EXERCISE DESCRIPTION:
Transcribe all the entries word for word, but omit the images.

[Collection entries]

↓

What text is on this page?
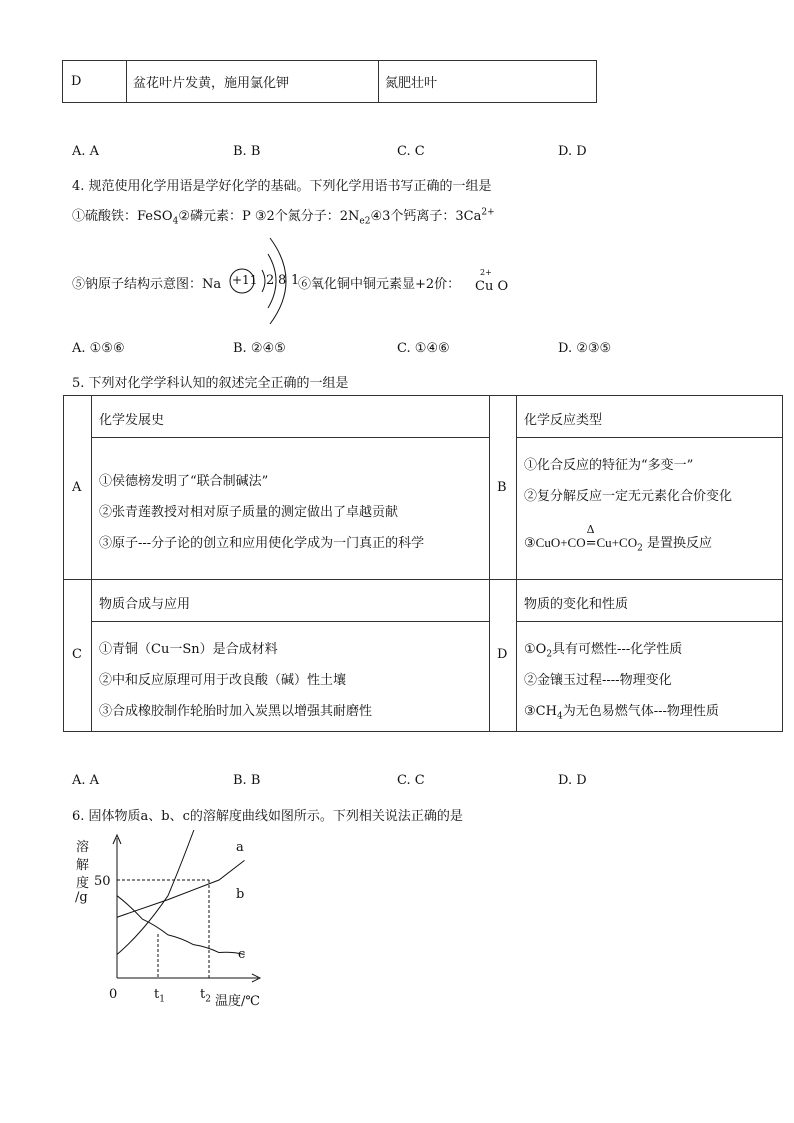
D	盆花叶片发黄，施用氯化钾	氮肥壮叶
A. A	B. B	C. C	D. D
4. 规范使用化学用语是学好化学的基础。下列化学用语书写正确的一组是
①硫酸铁：FeSO$_4$②磷元素：P ③2个氮分子：$2N_{e2}④3$个钙离子：$3Ca^{2+}$
⑤钠原子结构示意图：Na +11 2 8 1
⑥氧化铜中铜元素显+2价：
2+
Cu O
A. ①⑤⑥	B. ②④⑤	C. ①④⑥	D. ②③⑤
5. 下列对化学学科认知的叙述完全正确的一组是
A
化学发展史
①侯德榜发明了“联合制碱法”
②张青莲教授对相对原子质量的测定做出了卓越贡献
③原子---分子论的创立和应用使化学成为一门真正的科学
B
化学反应类型
①化合反应的特征为“多变一”
②复分解反应一定无元素化合价变化
③CuO+CO
Δ
$=Cu+CO_2$ 是置换反应
C
物质合成与应用
①青铜（Cu一Sn）是合成材料
②中和反应原理可用于改良酸（碱）性土壤
③合成橡胶制作轮胎时加入炭黑以增强其耐磨性
D
物质的变化和性质
$①O_2$具有可燃性---化学性质
②金镶玉过程----物理变化
$③CH_4$为无色易燃气体---物理性质
A. A	B. B	C. C	D. D
6. 固体物质a、b、c的溶解度曲线如图所示。下列相关说法正确的是
溶
解
度
/g
50
0	$t_1$	$t_2$ 温度/℃
a
b
c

↑

THE RESPONSE:
What text is on this page?
D	盆花叶片发黄，施用氯化钾	氮肥壮叶
A. A	B. B	C. C	D. D
4. 规范使用化学用语是学好化学的基础。下列化学用语书写正确的一组是
①硫酸铁：FeSO$_4$②磷元素：P ③2个氮分子：$2N_{e2}④3$个钙离子：$3Ca^{2+}$
⑤钠原子结构示意图：Na +11 2 8 1
⑥氧化铜中铜元素显+2价：
2+
Cu O
A. ①⑤⑥	B. ②④⑤	C. ①④⑥	D. ②③⑤
5. 下列对化学学科认知的叙述完全正确的一组是
A
化学发展史
①侯德榜发明了“联合制碱法”
②张青莲教授对相对原子质量的测定做出了卓越贡献
③原子---分子论的创立和应用使化学成为一门真正的科学
B
化学反应类型
①化合反应的特征为“多变一”
②复分解反应一定无元素化合价变化
③CuO+CO
Δ
$=Cu+CO_2$ 是置换反应
C
物质合成与应用
①青铜（Cu一Sn）是合成材料
②中和反应原理可用于改良酸（碱）性土壤
③合成橡胶制作轮胎时加入炭黑以增强其耐磨性
D
物质的变化和性质
$①O_2$具有可燃性---化学性质
②金镶玉过程----物理变化
$③CH_4$为无色易燃气体---物理性质
A. A	B. B	C. C	D. D
6. 固体物质a、b、c的溶解度曲线如图所示。下列相关说法正确的是
溶
解
度
/g
50
0	$t_1$	$t_2$ 温度/℃
a
b
c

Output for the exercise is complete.